Job
Reproduce all the entries exactly.

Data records
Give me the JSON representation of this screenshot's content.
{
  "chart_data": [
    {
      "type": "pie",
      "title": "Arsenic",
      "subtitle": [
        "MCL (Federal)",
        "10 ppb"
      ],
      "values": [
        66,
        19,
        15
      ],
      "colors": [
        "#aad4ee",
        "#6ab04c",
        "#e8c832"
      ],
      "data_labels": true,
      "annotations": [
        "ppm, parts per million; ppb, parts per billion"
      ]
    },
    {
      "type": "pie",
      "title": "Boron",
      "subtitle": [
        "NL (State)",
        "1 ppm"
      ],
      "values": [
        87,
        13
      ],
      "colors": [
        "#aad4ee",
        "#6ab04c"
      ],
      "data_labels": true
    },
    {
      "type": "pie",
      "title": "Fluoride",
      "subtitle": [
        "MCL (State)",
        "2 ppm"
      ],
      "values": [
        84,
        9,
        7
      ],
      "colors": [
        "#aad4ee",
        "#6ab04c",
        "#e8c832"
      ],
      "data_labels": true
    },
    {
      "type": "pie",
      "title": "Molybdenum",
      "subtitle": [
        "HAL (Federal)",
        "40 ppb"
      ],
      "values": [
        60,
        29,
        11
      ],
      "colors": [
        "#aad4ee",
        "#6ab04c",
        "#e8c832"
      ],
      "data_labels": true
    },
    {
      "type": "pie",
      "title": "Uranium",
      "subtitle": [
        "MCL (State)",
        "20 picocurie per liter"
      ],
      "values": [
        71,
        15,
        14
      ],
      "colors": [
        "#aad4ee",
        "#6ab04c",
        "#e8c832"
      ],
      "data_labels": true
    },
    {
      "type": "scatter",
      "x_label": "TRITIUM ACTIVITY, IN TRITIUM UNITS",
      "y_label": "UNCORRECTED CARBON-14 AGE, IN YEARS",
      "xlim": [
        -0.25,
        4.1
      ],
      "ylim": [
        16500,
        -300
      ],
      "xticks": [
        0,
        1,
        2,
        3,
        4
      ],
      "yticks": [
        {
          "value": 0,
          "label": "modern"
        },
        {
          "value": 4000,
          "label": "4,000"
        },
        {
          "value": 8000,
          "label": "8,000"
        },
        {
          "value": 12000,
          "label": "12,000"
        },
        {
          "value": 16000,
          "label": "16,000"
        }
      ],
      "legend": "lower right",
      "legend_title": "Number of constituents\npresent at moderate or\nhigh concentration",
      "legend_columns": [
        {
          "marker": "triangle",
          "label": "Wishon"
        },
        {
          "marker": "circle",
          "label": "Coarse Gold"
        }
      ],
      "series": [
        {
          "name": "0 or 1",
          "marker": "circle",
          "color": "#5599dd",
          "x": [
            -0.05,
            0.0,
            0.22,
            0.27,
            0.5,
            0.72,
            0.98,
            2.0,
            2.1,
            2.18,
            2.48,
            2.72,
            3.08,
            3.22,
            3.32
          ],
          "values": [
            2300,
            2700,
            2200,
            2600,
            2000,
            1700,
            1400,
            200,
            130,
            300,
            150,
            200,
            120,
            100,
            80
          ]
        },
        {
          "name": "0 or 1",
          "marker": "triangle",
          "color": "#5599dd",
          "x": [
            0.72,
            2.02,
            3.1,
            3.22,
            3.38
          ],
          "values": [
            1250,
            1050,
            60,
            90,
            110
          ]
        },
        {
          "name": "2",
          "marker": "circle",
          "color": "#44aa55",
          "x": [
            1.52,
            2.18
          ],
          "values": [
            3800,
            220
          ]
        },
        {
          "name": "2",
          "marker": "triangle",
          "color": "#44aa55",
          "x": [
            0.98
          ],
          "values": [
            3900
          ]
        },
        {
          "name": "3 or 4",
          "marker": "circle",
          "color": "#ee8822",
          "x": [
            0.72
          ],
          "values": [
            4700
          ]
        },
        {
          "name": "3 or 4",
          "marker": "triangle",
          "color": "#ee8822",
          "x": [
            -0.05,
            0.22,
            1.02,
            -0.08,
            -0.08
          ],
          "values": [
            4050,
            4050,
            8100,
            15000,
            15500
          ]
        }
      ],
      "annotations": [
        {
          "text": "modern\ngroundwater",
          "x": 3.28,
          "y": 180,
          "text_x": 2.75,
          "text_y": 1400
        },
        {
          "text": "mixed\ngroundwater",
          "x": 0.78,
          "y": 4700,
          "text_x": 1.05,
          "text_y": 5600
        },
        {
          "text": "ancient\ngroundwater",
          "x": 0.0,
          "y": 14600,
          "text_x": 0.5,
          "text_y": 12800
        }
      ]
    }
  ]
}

Finished answer
Give me the JSON representation of this screenshot's content.
{
  "chart_data": [
    {
      "type": "pie",
      "title": "Arsenic",
      "subtitle": [
        "MCL (Federal)",
        "10 ppb"
      ],
      "values": [
        66,
        19,
        15
      ],
      "colors": [
        "#aad4ee",
        "#6ab04c",
        "#e8c832"
      ],
      "data_labels": true,
      "annotations": [
        "ppm, parts per million; ppb, parts per billion"
      ]
    },
    {
      "type": "pie",
      "title": "Boron",
      "subtitle": [
        "NL (State)",
        "1 ppm"
      ],
      "values": [
        87,
        13
      ],
      "colors": [
        "#aad4ee",
        "#6ab04c"
      ],
      "data_labels": true
    },
    {
      "type": "pie",
      "title": "Fluoride",
      "subtitle": [
        "MCL (State)",
        "2 ppm"
      ],
      "values": [
        84,
        9,
        7
      ],
      "colors": [
        "#aad4ee",
        "#6ab04c",
        "#e8c832"
      ],
      "data_labels": true
    },
    {
      "type": "pie",
      "title": "Molybdenum",
      "subtitle": [
        "HAL (Federal)",
        "40 ppb"
      ],
      "values": [
        60,
        29,
        11
      ],
      "colors": [
        "#aad4ee",
        "#6ab04c",
        "#e8c832"
      ],
      "data_labels": true
    },
    {
      "type": "pie",
      "title": "Uranium",
      "subtitle": [
        "MCL (State)",
        "20 picocurie per liter"
      ],
      "values": [
        71,
        15,
        14
      ],
      "colors": [
        "#aad4ee",
        "#6ab04c",
        "#e8c832"
      ],
      "data_labels": true
    },
    {
      "type": "scatter",
      "x_label": "TRITIUM ACTIVITY, IN TRITIUM UNITS",
      "y_label": "UNCORRECTED CARBON-14 AGE, IN YEARS",
      "xlim": [
        -0.25,
        4.1
      ],
      "ylim": [
        16500,
        -300
      ],
      "xticks": [
        0,
        1,
        2,
        3,
        4
      ],
      "yticks": [
        {
          "value": 0,
          "label": "modern"
        },
        {
          "value": 4000,
          "label": "4,000"
        },
        {
          "value": 8000,
          "label": "8,000"
        },
        {
          "value": 12000,
          "label": "12,000"
        },
        {
          "value": 16000,
          "label": "16,000"
        }
      ],
      "legend": "lower right",
      "legend_title": "Number of constituents\npresent at moderate or\nhigh concentration",
      "legend_columns": [
        {
          "marker": "triangle",
          "label": "Wishon"
        },
        {
          "marker": "circle",
          "label": "Coarse Gold"
        }
      ],
      "series": [
        {
          "name": "0 or 1",
          "marker": "circle",
          "color": "#5599dd",
          "x": [
            -0.05,
            0.0,
            0.22,
            0.27,
            0.5,
            0.72,
            0.98,
            2.0,
            2.1,
            2.18,
            2.48,
            2.72,
            3.08,
            3.22,
            3.32
          ],
          "values": [
            2300,
            2700,
            2200,
            2600,
            2000,
            1700,
            1400,
            200,
            130,
            300,
            150,
            200,
            120,
            100,
            80
          ]
        },
        {
          "name": "0 or 1",
          "marker": "triangle",
          "color": "#5599dd",
          "x": [
            0.72,
            2.02,
            3.1,
            3.22,
            3.38
          ],
          "values": [
            1250,
            1050,
            60,
            90,
            110
          ]
        },
        {
          "name": "2",
          "marker": "circle",
          "color": "#44aa55",
          "x": [
            1.52,
            2.18
          ],
          "values": [
            3800,
            220
          ]
        },
        {
          "name": "2",
          "marker": "triangle",
          "color": "#44aa55",
          "x": [
            0.98
          ],
          "values": [
            3900
          ]
        },
        {
          "name": "3 or 4",
          "marker": "circle",
          "color": "#ee8822",
          "x": [
            0.72
          ],
          "values": [
            4700
          ]
        },
        {
          "name": "3 or 4",
          "marker": "triangle",
          "color": "#ee8822",
          "x": [
            -0.05,
            0.22,
            1.02,
            -0.08,
            -0.08
          ],
          "values": [
            4050,
            4050,
            8100,
            15000,
            15500
          ]
        }
      ],
      "annotations": [
        {
          "text": "modern\ngroundwater",
          "x": 3.28,
          "y": 180,
          "text_x": 2.75,
          "text_y": 1400
        },
        {
          "text": "mixed\ngroundwater",
          "x": 0.78,
          "y": 4700,
          "text_x": 1.05,
          "text_y": 5600
        },
        {
          "text": "ancient\ngroundwater",
          "x": 0.0,
          "y": 14600,
          "text_x": 0.5,
          "text_y": 12800
        }
      ]
    }
  ]
}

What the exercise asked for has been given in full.